■ **DIRECTIVE**
Reproduce all the lines below exactly and omit the images.
+++ SUPPLIED ENTRIES
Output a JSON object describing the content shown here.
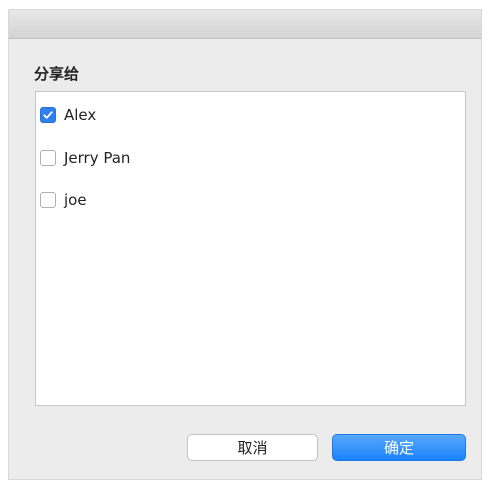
{
  "dialog": {
    "section_label": "分享给",
    "users": [
      {
        "name": "Alex",
        "checked": true
      },
      {
        "name": "Jerry Pan",
        "checked": false
      },
      {
        "name": "joe",
        "checked": false
      }
    ],
    "cancel_label": "取消",
    "confirm_label": "确定"
  },
  "colors": {
    "accent": "#1a82fb",
    "checkbox_checked": "#2f80ed",
    "background": "#ececec"
  },
  "icons": {
    "checkmark": "checkmark-icon"
  }
}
++++++
■ **EXERCISE RESPONSE**
Output a JSON object describing the content shown here.
{
  "dialog": {
    "section_label": "分享给",
    "users": [
      {
        "name": "Alex",
        "checked": true
      },
      {
        "name": "Jerry Pan",
        "checked": false
      },
      {
        "name": "joe",
        "checked": false
      }
    ],
    "cancel_label": "取消",
    "confirm_label": "确定"
  },
  "colors": {
    "accent": "#1a82fb",
    "checkbox_checked": "#2f80ed",
    "background": "#ececec"
  },
  "icons": {
    "checkmark": "checkmark-icon"
  }
}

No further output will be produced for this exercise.